→ What you need to do
Pick out every line with the word "Arcseconds" and copy it.

# # # #

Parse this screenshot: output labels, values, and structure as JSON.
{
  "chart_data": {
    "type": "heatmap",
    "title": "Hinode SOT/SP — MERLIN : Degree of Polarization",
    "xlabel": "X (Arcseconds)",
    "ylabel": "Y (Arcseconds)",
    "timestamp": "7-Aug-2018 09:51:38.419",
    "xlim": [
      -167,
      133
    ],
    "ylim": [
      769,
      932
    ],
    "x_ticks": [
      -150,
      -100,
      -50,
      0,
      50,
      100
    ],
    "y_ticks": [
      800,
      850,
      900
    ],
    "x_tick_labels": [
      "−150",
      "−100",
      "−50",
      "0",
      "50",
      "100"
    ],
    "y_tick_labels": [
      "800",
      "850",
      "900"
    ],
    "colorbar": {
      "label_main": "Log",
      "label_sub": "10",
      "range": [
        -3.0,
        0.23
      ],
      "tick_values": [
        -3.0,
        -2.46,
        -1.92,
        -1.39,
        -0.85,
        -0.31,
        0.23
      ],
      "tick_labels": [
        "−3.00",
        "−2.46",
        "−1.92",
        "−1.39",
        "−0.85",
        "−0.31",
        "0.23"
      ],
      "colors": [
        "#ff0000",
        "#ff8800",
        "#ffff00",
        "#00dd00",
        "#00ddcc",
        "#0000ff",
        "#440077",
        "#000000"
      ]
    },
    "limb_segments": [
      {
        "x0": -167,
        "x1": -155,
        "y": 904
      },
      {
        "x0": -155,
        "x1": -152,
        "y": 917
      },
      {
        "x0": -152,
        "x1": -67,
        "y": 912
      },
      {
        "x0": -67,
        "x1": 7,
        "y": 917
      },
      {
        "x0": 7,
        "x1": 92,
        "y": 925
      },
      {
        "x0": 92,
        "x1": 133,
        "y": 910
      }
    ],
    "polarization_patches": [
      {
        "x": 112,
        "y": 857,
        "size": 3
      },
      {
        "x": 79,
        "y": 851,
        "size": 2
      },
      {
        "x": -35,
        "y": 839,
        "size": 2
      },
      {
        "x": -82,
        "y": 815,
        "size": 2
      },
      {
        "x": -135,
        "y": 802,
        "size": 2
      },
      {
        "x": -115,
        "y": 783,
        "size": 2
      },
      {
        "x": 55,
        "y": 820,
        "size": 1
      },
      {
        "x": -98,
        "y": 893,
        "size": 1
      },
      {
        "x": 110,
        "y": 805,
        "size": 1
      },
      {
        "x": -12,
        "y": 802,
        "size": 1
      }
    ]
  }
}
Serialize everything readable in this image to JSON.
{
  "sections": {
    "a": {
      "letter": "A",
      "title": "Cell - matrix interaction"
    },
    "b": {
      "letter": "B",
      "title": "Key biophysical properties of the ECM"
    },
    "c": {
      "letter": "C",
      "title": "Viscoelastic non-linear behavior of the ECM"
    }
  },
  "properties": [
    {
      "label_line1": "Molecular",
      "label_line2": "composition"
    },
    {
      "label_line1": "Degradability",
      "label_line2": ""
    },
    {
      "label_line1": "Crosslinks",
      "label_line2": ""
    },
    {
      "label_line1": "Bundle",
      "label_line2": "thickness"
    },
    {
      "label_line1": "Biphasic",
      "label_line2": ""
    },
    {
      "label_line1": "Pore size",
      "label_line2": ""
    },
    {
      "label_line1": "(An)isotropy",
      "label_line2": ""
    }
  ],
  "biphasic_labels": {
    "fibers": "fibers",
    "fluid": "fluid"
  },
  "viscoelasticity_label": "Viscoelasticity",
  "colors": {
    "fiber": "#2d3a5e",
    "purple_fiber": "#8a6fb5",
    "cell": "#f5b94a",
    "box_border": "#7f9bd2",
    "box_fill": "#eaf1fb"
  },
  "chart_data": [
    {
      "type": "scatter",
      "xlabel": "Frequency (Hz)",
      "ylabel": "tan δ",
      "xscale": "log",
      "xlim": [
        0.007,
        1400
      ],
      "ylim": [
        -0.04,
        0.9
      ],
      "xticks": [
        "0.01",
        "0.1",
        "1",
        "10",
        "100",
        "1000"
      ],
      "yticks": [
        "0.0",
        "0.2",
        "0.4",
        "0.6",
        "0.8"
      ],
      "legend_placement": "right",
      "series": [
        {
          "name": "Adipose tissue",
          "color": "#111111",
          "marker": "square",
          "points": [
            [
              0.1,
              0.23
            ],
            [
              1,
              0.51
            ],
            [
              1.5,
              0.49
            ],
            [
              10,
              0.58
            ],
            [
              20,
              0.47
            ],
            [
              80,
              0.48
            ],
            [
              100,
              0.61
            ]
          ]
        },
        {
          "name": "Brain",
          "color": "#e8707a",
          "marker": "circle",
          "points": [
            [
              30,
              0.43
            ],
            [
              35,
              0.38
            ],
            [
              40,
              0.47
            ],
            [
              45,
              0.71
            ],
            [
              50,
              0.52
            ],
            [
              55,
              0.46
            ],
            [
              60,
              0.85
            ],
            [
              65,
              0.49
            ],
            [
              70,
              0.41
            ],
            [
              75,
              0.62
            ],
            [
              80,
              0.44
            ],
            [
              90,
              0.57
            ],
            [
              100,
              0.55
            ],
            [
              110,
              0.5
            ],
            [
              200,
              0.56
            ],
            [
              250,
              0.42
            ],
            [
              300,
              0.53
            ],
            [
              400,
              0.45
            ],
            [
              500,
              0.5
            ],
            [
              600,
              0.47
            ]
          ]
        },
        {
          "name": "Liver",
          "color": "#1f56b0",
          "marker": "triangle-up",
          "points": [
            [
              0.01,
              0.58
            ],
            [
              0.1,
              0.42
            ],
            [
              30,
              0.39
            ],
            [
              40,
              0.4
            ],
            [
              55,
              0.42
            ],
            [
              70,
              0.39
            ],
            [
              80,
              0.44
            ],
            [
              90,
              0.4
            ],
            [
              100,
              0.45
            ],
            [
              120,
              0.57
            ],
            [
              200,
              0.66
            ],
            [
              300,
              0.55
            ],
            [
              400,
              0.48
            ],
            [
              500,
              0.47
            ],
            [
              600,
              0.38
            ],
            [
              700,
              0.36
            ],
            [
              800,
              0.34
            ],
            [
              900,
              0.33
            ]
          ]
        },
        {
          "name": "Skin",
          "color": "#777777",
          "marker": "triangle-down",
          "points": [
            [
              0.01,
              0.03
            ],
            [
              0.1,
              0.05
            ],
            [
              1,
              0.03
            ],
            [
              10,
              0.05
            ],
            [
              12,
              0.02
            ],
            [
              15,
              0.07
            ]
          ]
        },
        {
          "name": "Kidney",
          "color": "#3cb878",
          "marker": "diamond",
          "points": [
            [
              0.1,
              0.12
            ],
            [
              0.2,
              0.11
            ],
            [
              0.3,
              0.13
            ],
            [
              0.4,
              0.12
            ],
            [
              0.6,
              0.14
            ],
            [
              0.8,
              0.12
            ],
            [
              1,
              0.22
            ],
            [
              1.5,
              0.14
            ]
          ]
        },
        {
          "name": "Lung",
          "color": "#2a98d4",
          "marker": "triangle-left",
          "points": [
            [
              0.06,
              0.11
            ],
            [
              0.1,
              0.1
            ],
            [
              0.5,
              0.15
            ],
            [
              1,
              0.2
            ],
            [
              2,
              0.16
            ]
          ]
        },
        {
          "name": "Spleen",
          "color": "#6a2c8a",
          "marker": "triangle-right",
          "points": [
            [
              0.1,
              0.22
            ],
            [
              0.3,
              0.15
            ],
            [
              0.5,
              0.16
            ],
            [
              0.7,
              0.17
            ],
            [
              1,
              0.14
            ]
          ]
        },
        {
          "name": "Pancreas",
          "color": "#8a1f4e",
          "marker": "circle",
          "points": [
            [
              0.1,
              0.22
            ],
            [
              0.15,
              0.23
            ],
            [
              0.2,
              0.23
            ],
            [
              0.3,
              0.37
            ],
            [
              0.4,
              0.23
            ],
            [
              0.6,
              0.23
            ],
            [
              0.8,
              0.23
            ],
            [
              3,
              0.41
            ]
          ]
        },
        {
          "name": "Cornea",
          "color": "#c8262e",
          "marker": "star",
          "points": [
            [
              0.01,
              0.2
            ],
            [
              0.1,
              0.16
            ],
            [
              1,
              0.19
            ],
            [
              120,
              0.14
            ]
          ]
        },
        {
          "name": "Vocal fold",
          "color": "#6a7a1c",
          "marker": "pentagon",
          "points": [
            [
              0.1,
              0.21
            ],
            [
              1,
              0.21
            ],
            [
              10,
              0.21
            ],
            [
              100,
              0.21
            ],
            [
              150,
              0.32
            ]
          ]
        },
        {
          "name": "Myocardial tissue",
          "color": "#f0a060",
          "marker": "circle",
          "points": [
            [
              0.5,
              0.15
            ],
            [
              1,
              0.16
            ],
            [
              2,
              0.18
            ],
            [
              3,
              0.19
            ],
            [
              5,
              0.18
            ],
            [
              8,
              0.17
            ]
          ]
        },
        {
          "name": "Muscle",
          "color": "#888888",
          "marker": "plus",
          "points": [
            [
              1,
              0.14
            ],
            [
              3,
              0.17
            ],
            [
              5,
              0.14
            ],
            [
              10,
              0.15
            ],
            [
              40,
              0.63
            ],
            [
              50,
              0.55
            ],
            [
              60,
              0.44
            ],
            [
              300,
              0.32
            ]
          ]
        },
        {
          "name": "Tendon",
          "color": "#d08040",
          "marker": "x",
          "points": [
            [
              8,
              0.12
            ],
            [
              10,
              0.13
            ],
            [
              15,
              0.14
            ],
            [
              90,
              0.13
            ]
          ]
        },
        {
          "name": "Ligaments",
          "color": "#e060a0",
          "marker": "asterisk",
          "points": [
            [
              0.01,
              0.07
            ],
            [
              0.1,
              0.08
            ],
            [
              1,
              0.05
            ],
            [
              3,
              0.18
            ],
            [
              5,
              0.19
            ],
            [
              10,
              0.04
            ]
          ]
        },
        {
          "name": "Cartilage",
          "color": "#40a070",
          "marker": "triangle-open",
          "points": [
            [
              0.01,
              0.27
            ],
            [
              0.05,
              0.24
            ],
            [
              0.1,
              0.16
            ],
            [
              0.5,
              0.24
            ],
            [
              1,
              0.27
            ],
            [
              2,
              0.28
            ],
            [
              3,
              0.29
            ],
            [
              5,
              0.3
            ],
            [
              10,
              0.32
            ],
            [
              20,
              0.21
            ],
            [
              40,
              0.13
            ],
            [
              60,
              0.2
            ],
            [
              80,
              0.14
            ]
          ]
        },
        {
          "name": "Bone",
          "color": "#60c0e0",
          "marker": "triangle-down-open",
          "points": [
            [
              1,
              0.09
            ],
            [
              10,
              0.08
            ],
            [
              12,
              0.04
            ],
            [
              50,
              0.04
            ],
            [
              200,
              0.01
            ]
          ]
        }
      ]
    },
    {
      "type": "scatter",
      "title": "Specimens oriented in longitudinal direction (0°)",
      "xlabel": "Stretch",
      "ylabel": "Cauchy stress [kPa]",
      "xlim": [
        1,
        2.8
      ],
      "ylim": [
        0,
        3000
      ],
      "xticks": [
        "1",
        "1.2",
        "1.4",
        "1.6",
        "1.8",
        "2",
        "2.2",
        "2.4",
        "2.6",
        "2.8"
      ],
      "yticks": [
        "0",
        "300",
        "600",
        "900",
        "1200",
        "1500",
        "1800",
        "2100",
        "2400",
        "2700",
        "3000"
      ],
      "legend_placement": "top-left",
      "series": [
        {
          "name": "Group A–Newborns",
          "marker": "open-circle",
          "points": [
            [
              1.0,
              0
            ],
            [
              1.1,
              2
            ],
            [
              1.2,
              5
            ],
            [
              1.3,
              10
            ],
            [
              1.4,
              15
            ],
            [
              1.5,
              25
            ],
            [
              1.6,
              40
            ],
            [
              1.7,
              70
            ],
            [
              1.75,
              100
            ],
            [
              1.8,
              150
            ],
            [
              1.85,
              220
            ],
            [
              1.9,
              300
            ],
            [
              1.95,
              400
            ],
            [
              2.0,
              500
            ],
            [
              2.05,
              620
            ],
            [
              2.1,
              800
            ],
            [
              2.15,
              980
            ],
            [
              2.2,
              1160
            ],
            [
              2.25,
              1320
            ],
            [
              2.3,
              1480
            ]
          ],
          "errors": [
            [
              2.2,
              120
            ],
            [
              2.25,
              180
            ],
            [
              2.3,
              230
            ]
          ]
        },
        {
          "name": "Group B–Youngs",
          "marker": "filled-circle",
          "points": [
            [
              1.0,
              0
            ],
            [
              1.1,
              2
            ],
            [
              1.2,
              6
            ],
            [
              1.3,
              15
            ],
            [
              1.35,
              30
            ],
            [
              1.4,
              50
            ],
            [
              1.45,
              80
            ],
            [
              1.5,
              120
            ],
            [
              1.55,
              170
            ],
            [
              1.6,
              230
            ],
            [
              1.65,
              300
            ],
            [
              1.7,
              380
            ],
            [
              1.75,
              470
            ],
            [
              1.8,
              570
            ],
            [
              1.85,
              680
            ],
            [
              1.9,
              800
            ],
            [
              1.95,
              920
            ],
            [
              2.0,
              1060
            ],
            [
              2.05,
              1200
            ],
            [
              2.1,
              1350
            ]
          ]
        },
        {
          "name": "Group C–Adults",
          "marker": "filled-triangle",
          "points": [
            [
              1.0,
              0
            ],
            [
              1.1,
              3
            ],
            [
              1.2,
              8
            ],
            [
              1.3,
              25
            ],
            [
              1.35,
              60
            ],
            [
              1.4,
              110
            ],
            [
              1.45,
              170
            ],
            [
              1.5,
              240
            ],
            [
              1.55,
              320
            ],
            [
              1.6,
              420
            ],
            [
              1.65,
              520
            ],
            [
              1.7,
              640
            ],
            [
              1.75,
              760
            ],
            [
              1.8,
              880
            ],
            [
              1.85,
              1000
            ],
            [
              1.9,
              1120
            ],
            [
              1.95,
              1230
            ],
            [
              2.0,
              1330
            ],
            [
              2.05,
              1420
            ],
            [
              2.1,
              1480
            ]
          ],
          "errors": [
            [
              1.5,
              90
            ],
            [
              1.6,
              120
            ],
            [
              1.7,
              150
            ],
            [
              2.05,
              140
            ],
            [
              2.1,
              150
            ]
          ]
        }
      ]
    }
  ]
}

# # # #

→ Output of the task
    "xlabel": "X (Arcseconds)",
    "ylabel": "Y (Arcseconds)",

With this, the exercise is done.